→ EXERCISE OBJECTIVE
Repeat each record exactly as written, and drop any images.
begin DATA FOR PROCESSING
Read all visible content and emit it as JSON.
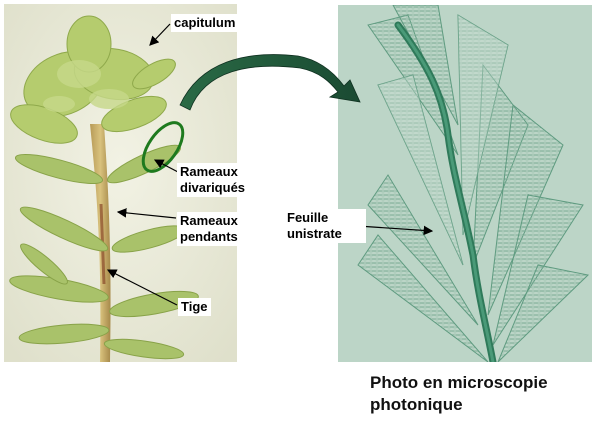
{
  "labels": {
    "capitulum": "capitulum",
    "rameaux_divariques": "Rameaux divariqués",
    "rameaux_pendants": "Rameaux pendants",
    "tige": "Tige",
    "feuille_unistrate": "Feuille unistrate"
  },
  "caption": "Photo en microscopie photonique",
  "colors": {
    "moss_green": "#a9c26a",
    "stem": "#c9a85a",
    "highlight_ellipse": "#1e7a1e",
    "arrow": "#1f5a3a",
    "leaf_cell_green": "#2f7a5a"
  }
}
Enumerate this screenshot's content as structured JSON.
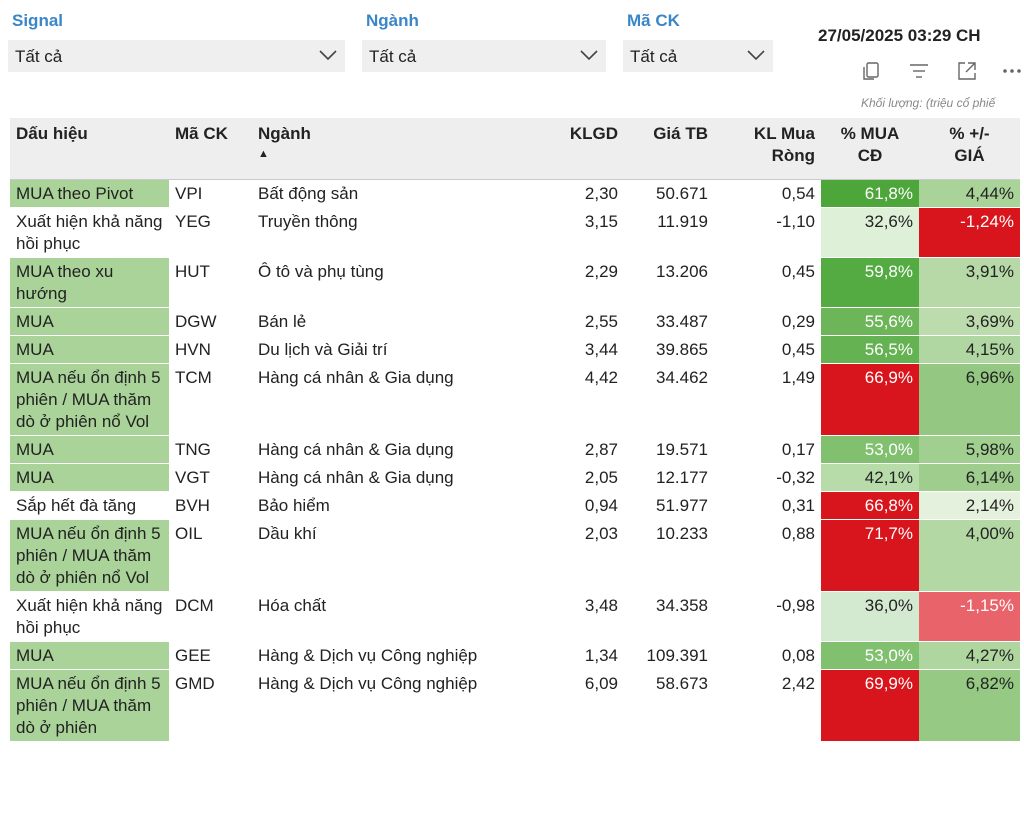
{
  "filters": [
    {
      "label": "Signal",
      "value": "Tất cả"
    },
    {
      "label": "Ngành",
      "value": "Tất cả"
    },
    {
      "label": "Mã CK",
      "value": "Tất cả"
    }
  ],
  "timestamp": "27/05/2025 03:29 CH",
  "toolbar": {
    "icons": [
      "copy-icon",
      "filter-icon",
      "expand-icon",
      "more-icon"
    ]
  },
  "volume_note": "Khối lượng: (triệu cổ phiế",
  "table": {
    "headers": {
      "signal": "Dấu hiệu",
      "ticker": "Mã CK",
      "sector": "Ngành",
      "klgd": "KLGD",
      "avg_price": "Giá TB",
      "net_buy_line1": "KL Mua",
      "net_buy_line2": "Ròng",
      "pct_buy_line1": "% MUA",
      "pct_buy_line2": "CĐ",
      "pct_change_line1": "% +/-",
      "pct_change_line2": "GIÁ"
    },
    "sort_indicator": "▲",
    "rows": [
      {
        "signal": "MUA theo Pivot",
        "ticker": "VPI",
        "sector": "Bất động sản",
        "klgd": "2,30",
        "avg_price": "50.671",
        "net_buy": "0,54",
        "pct_buy": "61,8%",
        "pct_change": "4,44%",
        "signal_bg": "#aad39a",
        "buy_bg": "#4ca63a",
        "buy_fg": "#ffffff",
        "chg_bg": "#aad39a",
        "chg_fg": "#222222"
      },
      {
        "signal": "Xuất hiện khả năng hồi phục",
        "ticker": "YEG",
        "sector": "Truyền thông",
        "klgd": "3,15",
        "avg_price": "11.919",
        "net_buy": "-1,10",
        "pct_buy": "32,6%",
        "pct_change": "-1,24%",
        "signal_bg": "#ffffff",
        "buy_bg": "#dff0d8",
        "buy_fg": "#222222",
        "chg_bg": "#d8141c",
        "chg_fg": "#ffffff"
      },
      {
        "signal": "MUA theo xu hướng",
        "ticker": "HUT",
        "sector": "Ô tô và phụ tùng",
        "klgd": "2,29",
        "avg_price": "13.206",
        "net_buy": "0,45",
        "pct_buy": "59,8%",
        "pct_change": "3,91%",
        "signal_bg": "#aad39a",
        "buy_bg": "#54ab42",
        "buy_fg": "#ffffff",
        "chg_bg": "#b6d9a7",
        "chg_fg": "#222222"
      },
      {
        "signal": "MUA",
        "ticker": "DGW",
        "sector": "Bán lẻ",
        "klgd": "2,55",
        "avg_price": "33.487",
        "net_buy": "0,29",
        "pct_buy": "55,6%",
        "pct_change": "3,69%",
        "signal_bg": "#aad39a",
        "buy_bg": "#6cb659",
        "buy_fg": "#ffffff",
        "chg_bg": "#bcdcad",
        "chg_fg": "#222222"
      },
      {
        "signal": "MUA",
        "ticker": "HVN",
        "sector": "Du lịch và Giải trí",
        "klgd": "3,44",
        "avg_price": "39.865",
        "net_buy": "0,45",
        "pct_buy": "56,5%",
        "pct_change": "4,15%",
        "signal_bg": "#aad39a",
        "buy_bg": "#65b252",
        "buy_fg": "#ffffff",
        "chg_bg": "#b0d6a1",
        "chg_fg": "#222222"
      },
      {
        "signal": "MUA nếu ổn định 5 phiên / MUA thăm dò ở phiên nổ Vol",
        "ticker": "TCM",
        "sector": "Hàng cá nhân & Gia dụng",
        "klgd": "4,42",
        "avg_price": "34.462",
        "net_buy": "1,49",
        "pct_buy": "66,9%",
        "pct_change": "6,96%",
        "signal_bg": "#aad39a",
        "buy_bg": "#d8141c",
        "buy_fg": "#ffffff",
        "chg_bg": "#94c882",
        "chg_fg": "#222222"
      },
      {
        "signal": "MUA",
        "ticker": "TNG",
        "sector": "Hàng cá nhân & Gia dụng",
        "klgd": "2,87",
        "avg_price": "19.571",
        "net_buy": "0,17",
        "pct_buy": "53,0%",
        "pct_change": "5,98%",
        "signal_bg": "#aad39a",
        "buy_bg": "#80c06f",
        "buy_fg": "#ffffff",
        "chg_bg": "#a1cf90",
        "chg_fg": "#222222"
      },
      {
        "signal": "MUA",
        "ticker": "VGT",
        "sector": "Hàng cá nhân & Gia dụng",
        "klgd": "2,05",
        "avg_price": "12.177",
        "net_buy": "-0,32",
        "pct_buy": "42,1%",
        "pct_change": "6,14%",
        "signal_bg": "#aad39a",
        "buy_bg": "#b8dbaa",
        "buy_fg": "#222222",
        "chg_bg": "#9ecd8d",
        "chg_fg": "#222222"
      },
      {
        "signal": "Sắp hết đà tăng",
        "ticker": "BVH",
        "sector": "Bảo hiểm",
        "klgd": "0,94",
        "avg_price": "51.977",
        "net_buy": "0,31",
        "pct_buy": "66,8%",
        "pct_change": "2,14%",
        "signal_bg": "#ffffff",
        "buy_bg": "#d8141c",
        "buy_fg": "#ffffff",
        "chg_bg": "#e3f1dd",
        "chg_fg": "#222222"
      },
      {
        "signal": "MUA nếu ổn định 5 phiên / MUA thăm dò ở phiên nổ Vol",
        "ticker": "OIL",
        "sector": "Dầu khí",
        "klgd": "2,03",
        "avg_price": "10.233",
        "net_buy": "0,88",
        "pct_buy": "71,7%",
        "pct_change": "4,00%",
        "signal_bg": "#aad39a",
        "buy_bg": "#d8141c",
        "buy_fg": "#ffffff",
        "chg_bg": "#b3d8a4",
        "chg_fg": "#222222"
      },
      {
        "signal": "Xuất hiện khả năng hồi phục",
        "ticker": "DCM",
        "sector": "Hóa chất",
        "klgd": "3,48",
        "avg_price": "34.358",
        "net_buy": "-0,98",
        "pct_buy": "36,0%",
        "pct_change": "-1,15%",
        "signal_bg": "#ffffff",
        "buy_bg": "#d3ead0",
        "buy_fg": "#222222",
        "chg_bg": "#e8636a",
        "chg_fg": "#ffffff"
      },
      {
        "signal": "MUA",
        "ticker": "GEE",
        "sector": "Hàng & Dịch vụ Công nghiệp",
        "klgd": "1,34",
        "avg_price": "109.391",
        "net_buy": "0,08",
        "pct_buy": "53,0%",
        "pct_change": "4,27%",
        "signal_bg": "#aad39a",
        "buy_bg": "#80c06f",
        "buy_fg": "#ffffff",
        "chg_bg": "#afd69f",
        "chg_fg": "#222222"
      },
      {
        "signal": "MUA nếu ổn định 5 phiên / MUA thăm dò ở phiên",
        "ticker": "GMD",
        "sector": "Hàng & Dịch vụ Công nghiệp",
        "klgd": "6,09",
        "avg_price": "58.673",
        "net_buy": "2,42",
        "pct_buy": "69,9%",
        "pct_change": "6,82%",
        "signal_bg": "#aad39a",
        "buy_bg": "#d8141c",
        "buy_fg": "#ffffff",
        "chg_bg": "#96c984",
        "chg_fg": "#222222"
      }
    ]
  }
}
end DATA FOR PROCESSING
→ COMPLETED EXERCISE
Read all visible content and emit it as JSON.
{
  "labels": {
    "capitulum": "capitulum",
    "rameaux_divariques": "Rameaux divariqués",
    "rameaux_pendants": "Rameaux pendants",
    "tige": "Tige",
    "feuille_unistrate": "Feuille unistrate"
  },
  "caption": "Photo en microscopie photonique",
  "colors": {
    "moss_green": "#a9c26a",
    "stem": "#c9a85a",
    "highlight_ellipse": "#1e7a1e",
    "arrow": "#1f5a3a",
    "leaf_cell_green": "#2f7a5a"
  }
}
Enumerate this screenshot's content as structured JSON.
{
  "filters": [
    {
      "label": "Signal",
      "value": "Tất cả"
    },
    {
      "label": "Ngành",
      "value": "Tất cả"
    },
    {
      "label": "Mã CK",
      "value": "Tất cả"
    }
  ],
  "timestamp": "27/05/2025 03:29 CH",
  "toolbar": {
    "icons": [
      "copy-icon",
      "filter-icon",
      "expand-icon",
      "more-icon"
    ]
  },
  "volume_note": "Khối lượng: (triệu cổ phiế",
  "table": {
    "headers": {
      "signal": "Dấu hiệu",
      "ticker": "Mã CK",
      "sector": "Ngành",
      "klgd": "KLGD",
      "avg_price": "Giá TB",
      "net_buy_line1": "KL Mua",
      "net_buy_line2": "Ròng",
      "pct_buy_line1": "% MUA",
      "pct_buy_line2": "CĐ",
      "pct_change_line1": "% +/-",
      "pct_change_line2": "GIÁ"
    },
    "sort_indicator": "▲",
    "rows": [
      {
        "signal": "MUA theo Pivot",
        "ticker": "VPI",
        "sector": "Bất động sản",
        "klgd": "2,30",
        "avg_price": "50.671",
        "net_buy": "0,54",
        "pct_buy": "61,8%",
        "pct_change": "4,44%",
        "signal_bg": "#aad39a",
        "buy_bg": "#4ca63a",
        "buy_fg": "#ffffff",
        "chg_bg": "#aad39a",
        "chg_fg": "#222222"
      },
      {
        "signal": "Xuất hiện khả năng hồi phục",
        "ticker": "YEG",
        "sector": "Truyền thông",
        "klgd": "3,15",
        "avg_price": "11.919",
        "net_buy": "-1,10",
        "pct_buy": "32,6%",
        "pct_change": "-1,24%",
        "signal_bg": "#ffffff",
        "buy_bg": "#dff0d8",
        "buy_fg": "#222222",
        "chg_bg": "#d8141c",
        "chg_fg": "#ffffff"
      },
      {
        "signal": "MUA theo xu hướng",
        "ticker": "HUT",
        "sector": "Ô tô và phụ tùng",
        "klgd": "2,29",
        "avg_price": "13.206",
        "net_buy": "0,45",
        "pct_buy": "59,8%",
        "pct_change": "3,91%",
        "signal_bg": "#aad39a",
        "buy_bg": "#54ab42",
        "buy_fg": "#ffffff",
        "chg_bg": "#b6d9a7",
        "chg_fg": "#222222"
      },
      {
        "signal": "MUA",
        "ticker": "DGW",
        "sector": "Bán lẻ",
        "klgd": "2,55",
        "avg_price": "33.487",
        "net_buy": "0,29",
        "pct_buy": "55,6%",
        "pct_change": "3,69%",
        "signal_bg": "#aad39a",
        "buy_bg": "#6cb659",
        "buy_fg": "#ffffff",
        "chg_bg": "#bcdcad",
        "chg_fg": "#222222"
      },
      {
        "signal": "MUA",
        "ticker": "HVN",
        "sector": "Du lịch và Giải trí",
        "klgd": "3,44",
        "avg_price": "39.865",
        "net_buy": "0,45",
        "pct_buy": "56,5%",
        "pct_change": "4,15%",
        "signal_bg": "#aad39a",
        "buy_bg": "#65b252",
        "buy_fg": "#ffffff",
        "chg_bg": "#b0d6a1",
        "chg_fg": "#222222"
      },
      {
        "signal": "MUA nếu ổn định 5 phiên / MUA thăm dò ở phiên nổ Vol",
        "ticker": "TCM",
        "sector": "Hàng cá nhân & Gia dụng",
        "klgd": "4,42",
        "avg_price": "34.462",
        "net_buy": "1,49",
        "pct_buy": "66,9%",
        "pct_change": "6,96%",
        "signal_bg": "#aad39a",
        "buy_bg": "#d8141c",
        "buy_fg": "#ffffff",
        "chg_bg": "#94c882",
        "chg_fg": "#222222"
      },
      {
        "signal": "MUA",
        "ticker": "TNG",
        "sector": "Hàng cá nhân & Gia dụng",
        "klgd": "2,87",
        "avg_price": "19.571",
        "net_buy": "0,17",
        "pct_buy": "53,0%",
        "pct_change": "5,98%",
        "signal_bg": "#aad39a",
        "buy_bg": "#80c06f",
        "buy_fg": "#ffffff",
        "chg_bg": "#a1cf90",
        "chg_fg": "#222222"
      },
      {
        "signal": "MUA",
        "ticker": "VGT",
        "sector": "Hàng cá nhân & Gia dụng",
        "klgd": "2,05",
        "avg_price": "12.177",
        "net_buy": "-0,32",
        "pct_buy": "42,1%",
        "pct_change": "6,14%",
        "signal_bg": "#aad39a",
        "buy_bg": "#b8dbaa",
        "buy_fg": "#222222",
        "chg_bg": "#9ecd8d",
        "chg_fg": "#222222"
      },
      {
        "signal": "Sắp hết đà tăng",
        "ticker": "BVH",
        "sector": "Bảo hiểm",
        "klgd": "0,94",
        "avg_price": "51.977",
        "net_buy": "0,31",
        "pct_buy": "66,8%",
        "pct_change": "2,14%",
        "signal_bg": "#ffffff",
        "buy_bg": "#d8141c",
        "buy_fg": "#ffffff",
        "chg_bg": "#e3f1dd",
        "chg_fg": "#222222"
      },
      {
        "signal": "MUA nếu ổn định 5 phiên / MUA thăm dò ở phiên nổ Vol",
        "ticker": "OIL",
        "sector": "Dầu khí",
        "klgd": "2,03",
        "avg_price": "10.233",
        "net_buy": "0,88",
        "pct_buy": "71,7%",
        "pct_change": "4,00%",
        "signal_bg": "#aad39a",
        "buy_bg": "#d8141c",
        "buy_fg": "#ffffff",
        "chg_bg": "#b3d8a4",
        "chg_fg": "#222222"
      },
      {
        "signal": "Xuất hiện khả năng hồi phục",
        "ticker": "DCM",
        "sector": "Hóa chất",
        "klgd": "3,48",
        "avg_price": "34.358",
        "net_buy": "-0,98",
        "pct_buy": "36,0%",
        "pct_change": "-1,15%",
        "signal_bg": "#ffffff",
        "buy_bg": "#d3ead0",
        "buy_fg": "#222222",
        "chg_bg": "#e8636a",
        "chg_fg": "#ffffff"
      },
      {
        "signal": "MUA",
        "ticker": "GEE",
        "sector": "Hàng & Dịch vụ Công nghiệp",
        "klgd": "1,34",
        "avg_price": "109.391",
        "net_buy": "0,08",
        "pct_buy": "53,0%",
        "pct_change": "4,27%",
        "signal_bg": "#aad39a",
        "buy_bg": "#80c06f",
        "buy_fg": "#ffffff",
        "chg_bg": "#afd69f",
        "chg_fg": "#222222"
      },
      {
        "signal": "MUA nếu ổn định 5 phiên / MUA thăm dò ở phiên",
        "ticker": "GMD",
        "sector": "Hàng & Dịch vụ Công nghiệp",
        "klgd": "6,09",
        "avg_price": "58.673",
        "net_buy": "2,42",
        "pct_buy": "69,9%",
        "pct_change": "6,82%",
        "signal_bg": "#aad39a",
        "buy_bg": "#d8141c",
        "buy_fg": "#ffffff",
        "chg_bg": "#96c984",
        "chg_fg": "#222222"
      }
    ]
  }
}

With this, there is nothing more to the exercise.